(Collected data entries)

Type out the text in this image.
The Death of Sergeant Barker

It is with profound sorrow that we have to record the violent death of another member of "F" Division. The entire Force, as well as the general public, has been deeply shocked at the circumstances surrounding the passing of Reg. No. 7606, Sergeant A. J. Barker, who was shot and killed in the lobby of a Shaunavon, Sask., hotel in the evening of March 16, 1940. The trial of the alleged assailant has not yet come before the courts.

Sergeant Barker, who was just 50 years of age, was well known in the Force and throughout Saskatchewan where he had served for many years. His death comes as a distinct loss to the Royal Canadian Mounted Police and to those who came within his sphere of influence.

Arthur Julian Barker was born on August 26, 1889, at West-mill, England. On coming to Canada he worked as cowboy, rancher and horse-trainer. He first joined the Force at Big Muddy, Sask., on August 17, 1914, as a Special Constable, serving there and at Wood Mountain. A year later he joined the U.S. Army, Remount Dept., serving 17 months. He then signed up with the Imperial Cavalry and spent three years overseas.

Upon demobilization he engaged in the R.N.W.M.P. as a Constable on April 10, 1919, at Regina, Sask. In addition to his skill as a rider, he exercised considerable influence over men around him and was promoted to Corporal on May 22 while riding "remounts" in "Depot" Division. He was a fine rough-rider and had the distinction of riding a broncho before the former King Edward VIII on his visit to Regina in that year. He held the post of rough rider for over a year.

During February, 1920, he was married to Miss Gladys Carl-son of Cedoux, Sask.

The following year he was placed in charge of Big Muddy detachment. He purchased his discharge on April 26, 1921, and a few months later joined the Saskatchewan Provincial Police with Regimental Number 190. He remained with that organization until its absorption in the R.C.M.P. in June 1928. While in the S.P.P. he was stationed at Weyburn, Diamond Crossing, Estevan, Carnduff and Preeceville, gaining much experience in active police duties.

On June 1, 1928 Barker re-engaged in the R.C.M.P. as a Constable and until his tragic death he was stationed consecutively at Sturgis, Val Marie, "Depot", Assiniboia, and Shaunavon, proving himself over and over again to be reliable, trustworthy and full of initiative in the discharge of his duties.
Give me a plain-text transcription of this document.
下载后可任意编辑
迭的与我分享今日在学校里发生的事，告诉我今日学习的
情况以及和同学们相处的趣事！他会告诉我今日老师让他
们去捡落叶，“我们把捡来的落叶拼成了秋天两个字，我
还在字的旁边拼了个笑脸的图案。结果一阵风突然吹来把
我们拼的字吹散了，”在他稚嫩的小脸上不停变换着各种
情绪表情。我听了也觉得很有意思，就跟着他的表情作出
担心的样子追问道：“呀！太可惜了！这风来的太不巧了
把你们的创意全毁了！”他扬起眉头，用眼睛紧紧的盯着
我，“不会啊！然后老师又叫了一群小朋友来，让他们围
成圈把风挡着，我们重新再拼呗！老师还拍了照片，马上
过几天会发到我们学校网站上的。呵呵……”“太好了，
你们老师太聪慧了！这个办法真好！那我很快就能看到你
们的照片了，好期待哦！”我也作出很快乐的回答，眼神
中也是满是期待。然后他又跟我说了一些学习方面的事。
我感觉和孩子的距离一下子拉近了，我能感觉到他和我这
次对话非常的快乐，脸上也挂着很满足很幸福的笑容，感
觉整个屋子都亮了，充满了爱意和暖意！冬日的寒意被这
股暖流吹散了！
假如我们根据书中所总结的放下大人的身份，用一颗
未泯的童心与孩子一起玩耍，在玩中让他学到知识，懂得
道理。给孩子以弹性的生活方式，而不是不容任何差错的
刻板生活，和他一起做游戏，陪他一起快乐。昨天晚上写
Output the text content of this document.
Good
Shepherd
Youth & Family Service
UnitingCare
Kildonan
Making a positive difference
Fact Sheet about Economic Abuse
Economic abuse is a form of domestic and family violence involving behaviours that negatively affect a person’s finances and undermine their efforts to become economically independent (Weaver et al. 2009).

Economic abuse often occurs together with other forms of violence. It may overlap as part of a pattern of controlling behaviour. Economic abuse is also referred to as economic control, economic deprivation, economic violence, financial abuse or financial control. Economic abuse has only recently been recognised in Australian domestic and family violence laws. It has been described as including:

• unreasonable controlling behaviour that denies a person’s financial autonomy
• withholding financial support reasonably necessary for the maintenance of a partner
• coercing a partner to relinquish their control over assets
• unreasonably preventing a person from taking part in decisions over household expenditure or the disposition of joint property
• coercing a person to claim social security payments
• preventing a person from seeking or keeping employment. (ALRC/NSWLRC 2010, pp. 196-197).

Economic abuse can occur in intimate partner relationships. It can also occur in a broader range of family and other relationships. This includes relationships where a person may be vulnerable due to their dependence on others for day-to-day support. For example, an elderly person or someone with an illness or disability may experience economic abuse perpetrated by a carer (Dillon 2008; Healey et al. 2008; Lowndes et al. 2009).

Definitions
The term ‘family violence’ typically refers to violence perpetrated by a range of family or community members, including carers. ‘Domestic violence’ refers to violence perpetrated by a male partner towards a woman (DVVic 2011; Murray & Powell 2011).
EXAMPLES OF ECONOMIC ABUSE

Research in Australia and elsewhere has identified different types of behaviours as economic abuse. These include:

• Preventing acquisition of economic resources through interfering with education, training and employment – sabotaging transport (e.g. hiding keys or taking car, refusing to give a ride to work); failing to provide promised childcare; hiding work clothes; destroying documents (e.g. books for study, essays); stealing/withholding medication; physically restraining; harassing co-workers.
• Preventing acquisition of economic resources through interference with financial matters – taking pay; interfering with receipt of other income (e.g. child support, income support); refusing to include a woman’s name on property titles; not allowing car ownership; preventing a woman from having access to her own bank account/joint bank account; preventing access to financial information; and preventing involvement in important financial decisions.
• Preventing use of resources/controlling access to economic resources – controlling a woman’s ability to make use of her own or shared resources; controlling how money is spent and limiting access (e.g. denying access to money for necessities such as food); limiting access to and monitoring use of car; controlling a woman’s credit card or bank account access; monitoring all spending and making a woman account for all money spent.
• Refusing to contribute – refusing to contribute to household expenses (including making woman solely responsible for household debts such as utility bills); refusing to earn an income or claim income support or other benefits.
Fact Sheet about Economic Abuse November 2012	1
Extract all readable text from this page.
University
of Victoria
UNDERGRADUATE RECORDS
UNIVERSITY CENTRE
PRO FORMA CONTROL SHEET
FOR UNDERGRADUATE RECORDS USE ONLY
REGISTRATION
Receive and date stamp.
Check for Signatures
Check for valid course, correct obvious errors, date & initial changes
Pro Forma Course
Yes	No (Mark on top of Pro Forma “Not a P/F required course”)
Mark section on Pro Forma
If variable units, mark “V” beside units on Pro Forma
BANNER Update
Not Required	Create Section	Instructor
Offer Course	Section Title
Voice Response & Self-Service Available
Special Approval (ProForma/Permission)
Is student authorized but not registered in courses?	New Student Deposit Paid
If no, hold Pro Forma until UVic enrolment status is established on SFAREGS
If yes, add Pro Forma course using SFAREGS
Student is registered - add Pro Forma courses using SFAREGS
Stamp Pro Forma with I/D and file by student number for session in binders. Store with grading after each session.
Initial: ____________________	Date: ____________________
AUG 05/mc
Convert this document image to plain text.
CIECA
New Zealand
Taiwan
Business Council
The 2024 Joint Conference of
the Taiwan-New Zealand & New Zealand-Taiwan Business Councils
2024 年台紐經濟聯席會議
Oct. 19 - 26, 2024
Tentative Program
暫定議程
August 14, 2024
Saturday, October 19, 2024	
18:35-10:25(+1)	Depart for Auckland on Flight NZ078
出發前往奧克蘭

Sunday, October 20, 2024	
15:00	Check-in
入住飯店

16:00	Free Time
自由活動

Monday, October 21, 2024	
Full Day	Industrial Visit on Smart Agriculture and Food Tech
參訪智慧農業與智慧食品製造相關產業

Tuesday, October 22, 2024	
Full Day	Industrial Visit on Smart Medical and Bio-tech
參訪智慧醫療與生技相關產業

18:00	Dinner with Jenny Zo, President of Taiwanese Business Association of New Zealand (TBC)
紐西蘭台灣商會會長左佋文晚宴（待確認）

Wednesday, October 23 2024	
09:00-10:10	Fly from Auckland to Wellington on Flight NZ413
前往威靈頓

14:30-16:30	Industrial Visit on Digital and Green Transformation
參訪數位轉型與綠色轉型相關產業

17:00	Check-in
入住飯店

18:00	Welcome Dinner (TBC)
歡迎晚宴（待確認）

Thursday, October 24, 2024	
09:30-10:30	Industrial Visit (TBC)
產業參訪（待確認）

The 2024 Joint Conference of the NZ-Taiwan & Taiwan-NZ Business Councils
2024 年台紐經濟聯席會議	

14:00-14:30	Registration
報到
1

### Objective
Gather each line that holds "interfering".

### Task result
• Preventing acquisition of economic resources through interfering with education, training and employment – sabotaging transport (e.g. hiding keys or taking car, refusing to give a ride to work); failing to provide promised childcare; hiding work clothes; destroying documents (e.g. books for study, essays); stealing/withholding medication; physically restraining; harassing co-workers.
• Preventing acquisition of economic resources through interference with financial matters – taking pay; interfering with receipt of other income (e.g. child support, income support); refusing to include a woman’s name on property titles; not allowing car ownership; preventing a woman from having access to her own bank account/joint bank account; preventing access to financial information; and preventing involvement in important financial decisions.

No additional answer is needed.